• DATA SUPPLIED:

——

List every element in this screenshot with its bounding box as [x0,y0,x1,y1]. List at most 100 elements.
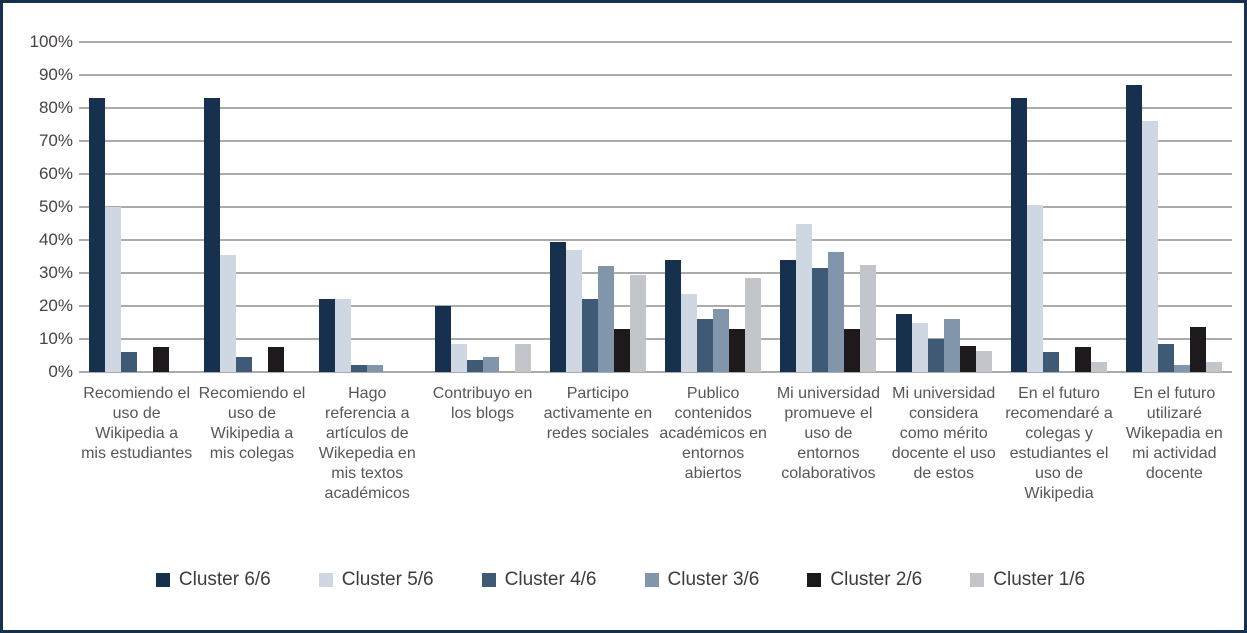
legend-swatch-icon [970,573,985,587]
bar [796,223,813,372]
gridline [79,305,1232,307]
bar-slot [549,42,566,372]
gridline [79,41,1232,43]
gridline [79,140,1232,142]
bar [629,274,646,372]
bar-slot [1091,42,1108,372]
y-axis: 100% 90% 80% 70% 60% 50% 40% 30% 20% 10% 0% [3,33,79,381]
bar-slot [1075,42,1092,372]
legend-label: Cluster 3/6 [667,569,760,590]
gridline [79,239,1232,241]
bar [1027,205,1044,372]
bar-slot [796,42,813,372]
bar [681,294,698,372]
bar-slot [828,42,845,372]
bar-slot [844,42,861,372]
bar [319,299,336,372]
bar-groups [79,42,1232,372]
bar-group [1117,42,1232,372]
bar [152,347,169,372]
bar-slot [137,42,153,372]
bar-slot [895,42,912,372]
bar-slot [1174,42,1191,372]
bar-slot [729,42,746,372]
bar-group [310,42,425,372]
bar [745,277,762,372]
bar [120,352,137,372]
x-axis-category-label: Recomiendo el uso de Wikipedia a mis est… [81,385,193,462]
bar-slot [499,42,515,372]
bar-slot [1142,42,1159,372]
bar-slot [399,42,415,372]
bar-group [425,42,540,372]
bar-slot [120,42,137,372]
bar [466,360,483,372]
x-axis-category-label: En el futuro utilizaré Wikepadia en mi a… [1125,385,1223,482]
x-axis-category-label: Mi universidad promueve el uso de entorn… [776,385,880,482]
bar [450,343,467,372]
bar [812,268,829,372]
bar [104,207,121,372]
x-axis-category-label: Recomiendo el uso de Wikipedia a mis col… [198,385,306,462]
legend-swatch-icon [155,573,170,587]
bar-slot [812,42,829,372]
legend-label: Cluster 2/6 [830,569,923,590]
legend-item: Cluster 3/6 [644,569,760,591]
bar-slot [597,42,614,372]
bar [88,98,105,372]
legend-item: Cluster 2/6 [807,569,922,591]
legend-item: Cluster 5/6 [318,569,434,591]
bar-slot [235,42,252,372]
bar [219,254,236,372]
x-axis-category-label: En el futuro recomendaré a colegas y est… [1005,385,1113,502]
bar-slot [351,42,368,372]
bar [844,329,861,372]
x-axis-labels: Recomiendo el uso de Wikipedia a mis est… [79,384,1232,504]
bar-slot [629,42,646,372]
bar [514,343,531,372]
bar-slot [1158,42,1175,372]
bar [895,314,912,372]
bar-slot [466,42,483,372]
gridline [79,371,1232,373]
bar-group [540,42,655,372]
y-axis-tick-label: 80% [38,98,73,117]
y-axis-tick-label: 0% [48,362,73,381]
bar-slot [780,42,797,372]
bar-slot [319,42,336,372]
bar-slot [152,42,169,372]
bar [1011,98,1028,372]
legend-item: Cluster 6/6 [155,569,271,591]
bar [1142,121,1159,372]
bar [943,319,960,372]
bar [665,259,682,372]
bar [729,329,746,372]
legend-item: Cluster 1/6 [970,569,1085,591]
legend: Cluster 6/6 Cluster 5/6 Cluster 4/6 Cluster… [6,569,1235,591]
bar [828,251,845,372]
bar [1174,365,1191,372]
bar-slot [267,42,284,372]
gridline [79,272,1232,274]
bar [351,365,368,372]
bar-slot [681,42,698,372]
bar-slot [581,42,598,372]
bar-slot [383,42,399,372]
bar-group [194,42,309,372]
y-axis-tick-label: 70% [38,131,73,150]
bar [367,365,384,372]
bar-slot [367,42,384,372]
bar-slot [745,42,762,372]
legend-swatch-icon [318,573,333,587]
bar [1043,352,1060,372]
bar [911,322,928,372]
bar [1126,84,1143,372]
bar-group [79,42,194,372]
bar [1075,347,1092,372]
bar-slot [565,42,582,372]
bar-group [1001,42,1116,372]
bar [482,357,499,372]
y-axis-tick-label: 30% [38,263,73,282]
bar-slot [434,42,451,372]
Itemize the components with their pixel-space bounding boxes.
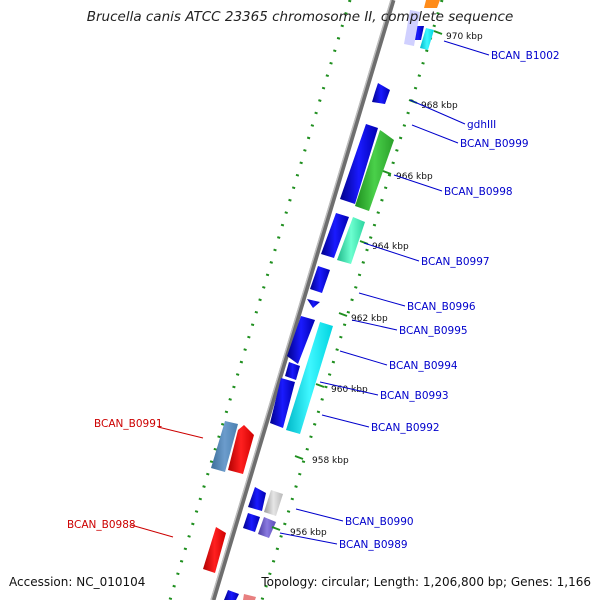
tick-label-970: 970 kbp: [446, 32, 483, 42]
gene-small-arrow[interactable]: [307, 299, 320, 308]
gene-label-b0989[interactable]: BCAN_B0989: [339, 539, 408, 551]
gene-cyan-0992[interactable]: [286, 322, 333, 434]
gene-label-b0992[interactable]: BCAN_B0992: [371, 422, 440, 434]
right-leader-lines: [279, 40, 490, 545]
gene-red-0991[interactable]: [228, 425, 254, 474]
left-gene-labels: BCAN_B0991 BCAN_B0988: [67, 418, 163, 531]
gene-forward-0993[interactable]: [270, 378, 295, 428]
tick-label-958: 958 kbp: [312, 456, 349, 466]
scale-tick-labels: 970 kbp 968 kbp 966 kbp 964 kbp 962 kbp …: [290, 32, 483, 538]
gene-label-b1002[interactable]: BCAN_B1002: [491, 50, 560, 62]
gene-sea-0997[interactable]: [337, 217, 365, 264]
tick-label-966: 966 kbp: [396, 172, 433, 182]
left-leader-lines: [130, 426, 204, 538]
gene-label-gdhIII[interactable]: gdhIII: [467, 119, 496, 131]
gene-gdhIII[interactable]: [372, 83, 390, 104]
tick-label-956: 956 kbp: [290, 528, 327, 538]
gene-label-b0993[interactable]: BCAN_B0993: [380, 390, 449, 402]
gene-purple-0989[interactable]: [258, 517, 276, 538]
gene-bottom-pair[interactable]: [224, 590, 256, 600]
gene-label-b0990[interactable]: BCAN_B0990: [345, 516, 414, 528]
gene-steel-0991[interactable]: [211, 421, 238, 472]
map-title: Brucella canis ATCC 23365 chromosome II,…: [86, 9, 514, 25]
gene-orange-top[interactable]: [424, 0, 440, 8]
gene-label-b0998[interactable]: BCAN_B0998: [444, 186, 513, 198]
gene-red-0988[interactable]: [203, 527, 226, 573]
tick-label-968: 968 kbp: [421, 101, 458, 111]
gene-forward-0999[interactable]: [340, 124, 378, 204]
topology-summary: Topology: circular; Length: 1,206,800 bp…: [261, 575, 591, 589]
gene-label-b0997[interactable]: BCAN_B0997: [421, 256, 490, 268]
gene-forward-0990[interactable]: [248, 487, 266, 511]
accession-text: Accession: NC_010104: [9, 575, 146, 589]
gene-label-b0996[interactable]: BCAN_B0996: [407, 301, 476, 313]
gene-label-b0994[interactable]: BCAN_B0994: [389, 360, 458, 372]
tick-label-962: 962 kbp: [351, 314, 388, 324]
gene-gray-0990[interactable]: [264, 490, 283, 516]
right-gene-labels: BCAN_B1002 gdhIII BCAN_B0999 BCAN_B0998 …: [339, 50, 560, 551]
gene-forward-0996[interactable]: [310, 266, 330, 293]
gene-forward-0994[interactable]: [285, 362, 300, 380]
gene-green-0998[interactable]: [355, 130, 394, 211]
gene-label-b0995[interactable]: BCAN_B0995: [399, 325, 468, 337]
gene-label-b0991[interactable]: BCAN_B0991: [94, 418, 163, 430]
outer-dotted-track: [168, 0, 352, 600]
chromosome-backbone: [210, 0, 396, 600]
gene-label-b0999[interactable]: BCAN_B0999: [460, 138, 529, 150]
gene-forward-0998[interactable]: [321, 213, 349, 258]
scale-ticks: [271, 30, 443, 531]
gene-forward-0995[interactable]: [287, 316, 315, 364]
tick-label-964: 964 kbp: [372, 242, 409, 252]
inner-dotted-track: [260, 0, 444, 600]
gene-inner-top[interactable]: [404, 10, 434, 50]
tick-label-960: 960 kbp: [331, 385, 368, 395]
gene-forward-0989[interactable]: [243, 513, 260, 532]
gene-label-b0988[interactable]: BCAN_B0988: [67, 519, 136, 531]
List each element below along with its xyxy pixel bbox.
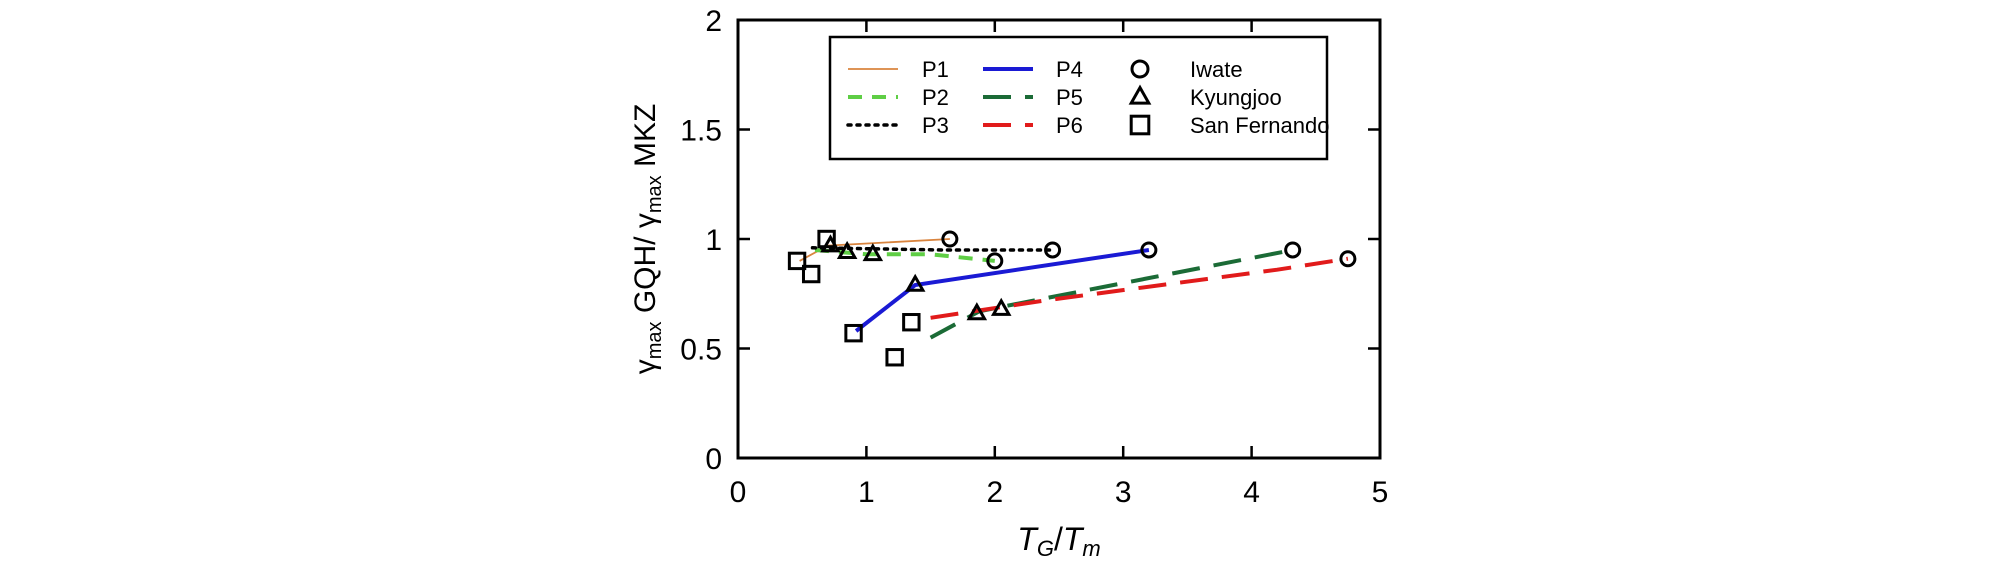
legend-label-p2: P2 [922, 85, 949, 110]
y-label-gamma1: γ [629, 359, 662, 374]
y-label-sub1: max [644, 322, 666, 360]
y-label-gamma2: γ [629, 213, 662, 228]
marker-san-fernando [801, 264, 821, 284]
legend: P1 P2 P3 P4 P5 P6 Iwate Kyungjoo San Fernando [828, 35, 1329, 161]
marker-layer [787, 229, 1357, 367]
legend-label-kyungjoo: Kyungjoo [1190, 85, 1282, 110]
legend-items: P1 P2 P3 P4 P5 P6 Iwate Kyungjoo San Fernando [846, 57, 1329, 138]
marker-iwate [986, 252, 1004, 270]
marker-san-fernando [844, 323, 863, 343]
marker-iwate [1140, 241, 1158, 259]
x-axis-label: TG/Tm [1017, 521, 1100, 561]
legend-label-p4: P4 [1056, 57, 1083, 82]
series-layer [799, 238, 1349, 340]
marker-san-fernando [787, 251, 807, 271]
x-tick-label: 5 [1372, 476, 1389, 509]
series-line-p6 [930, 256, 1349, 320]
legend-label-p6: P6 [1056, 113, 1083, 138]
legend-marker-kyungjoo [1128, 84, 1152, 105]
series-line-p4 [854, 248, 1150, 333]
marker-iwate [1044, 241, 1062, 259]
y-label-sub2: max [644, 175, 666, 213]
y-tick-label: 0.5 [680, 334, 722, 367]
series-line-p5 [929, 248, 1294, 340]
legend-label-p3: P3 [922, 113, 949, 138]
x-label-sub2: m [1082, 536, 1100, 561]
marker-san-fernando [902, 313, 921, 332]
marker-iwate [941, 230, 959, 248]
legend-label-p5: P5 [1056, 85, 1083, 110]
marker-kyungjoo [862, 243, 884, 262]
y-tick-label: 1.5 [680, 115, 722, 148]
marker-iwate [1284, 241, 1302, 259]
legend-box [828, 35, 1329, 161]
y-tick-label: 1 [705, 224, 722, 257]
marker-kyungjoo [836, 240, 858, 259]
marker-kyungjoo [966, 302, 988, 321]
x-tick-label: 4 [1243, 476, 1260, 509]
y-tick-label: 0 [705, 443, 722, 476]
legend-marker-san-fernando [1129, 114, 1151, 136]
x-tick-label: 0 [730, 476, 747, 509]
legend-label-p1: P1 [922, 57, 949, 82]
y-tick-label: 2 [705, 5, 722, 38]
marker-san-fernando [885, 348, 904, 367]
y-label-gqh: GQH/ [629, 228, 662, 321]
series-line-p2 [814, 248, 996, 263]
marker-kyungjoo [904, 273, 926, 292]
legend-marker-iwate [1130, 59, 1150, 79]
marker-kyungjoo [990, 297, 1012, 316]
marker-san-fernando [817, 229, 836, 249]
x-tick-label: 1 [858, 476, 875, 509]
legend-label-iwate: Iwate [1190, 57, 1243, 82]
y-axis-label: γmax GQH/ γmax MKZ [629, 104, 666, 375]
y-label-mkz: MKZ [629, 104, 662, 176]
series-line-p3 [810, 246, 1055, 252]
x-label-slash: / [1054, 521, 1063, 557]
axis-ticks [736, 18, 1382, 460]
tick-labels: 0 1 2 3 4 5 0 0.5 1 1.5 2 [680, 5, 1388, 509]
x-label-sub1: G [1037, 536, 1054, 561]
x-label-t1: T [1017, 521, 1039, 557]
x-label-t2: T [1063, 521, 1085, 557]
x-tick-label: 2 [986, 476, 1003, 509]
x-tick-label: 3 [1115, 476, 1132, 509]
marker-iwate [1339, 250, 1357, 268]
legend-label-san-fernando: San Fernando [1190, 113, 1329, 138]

——

Copy the listing from the line with "tick-label-970: 970 kbp: [446, 32, 483, 42]" up to and including the line with "tick-label-958: 958 kbp: [312, 456, 349, 466]", reproducing each line precisely.

• SOLUTION:
tick-label-970: 970 kbp: [446, 32, 483, 42]
gene-small-arrow[interactable]: [307, 299, 320, 308]
gene-label-b0989[interactable]: BCAN_B0989: [339, 539, 408, 551]
gene-cyan-0992[interactable]: [286, 322, 333, 434]
gene-label-b0992[interactable]: BCAN_B0992: [371, 422, 440, 434]
right-leader-lines: [279, 40, 490, 545]
gene-red-0991[interactable]: [228, 425, 254, 474]
left-gene-labels: BCAN_B0991 BCAN_B0988: [67, 418, 163, 531]
gene-forward-0993[interactable]: [270, 378, 295, 428]
tick-label-958: 958 kbp: [312, 456, 349, 466]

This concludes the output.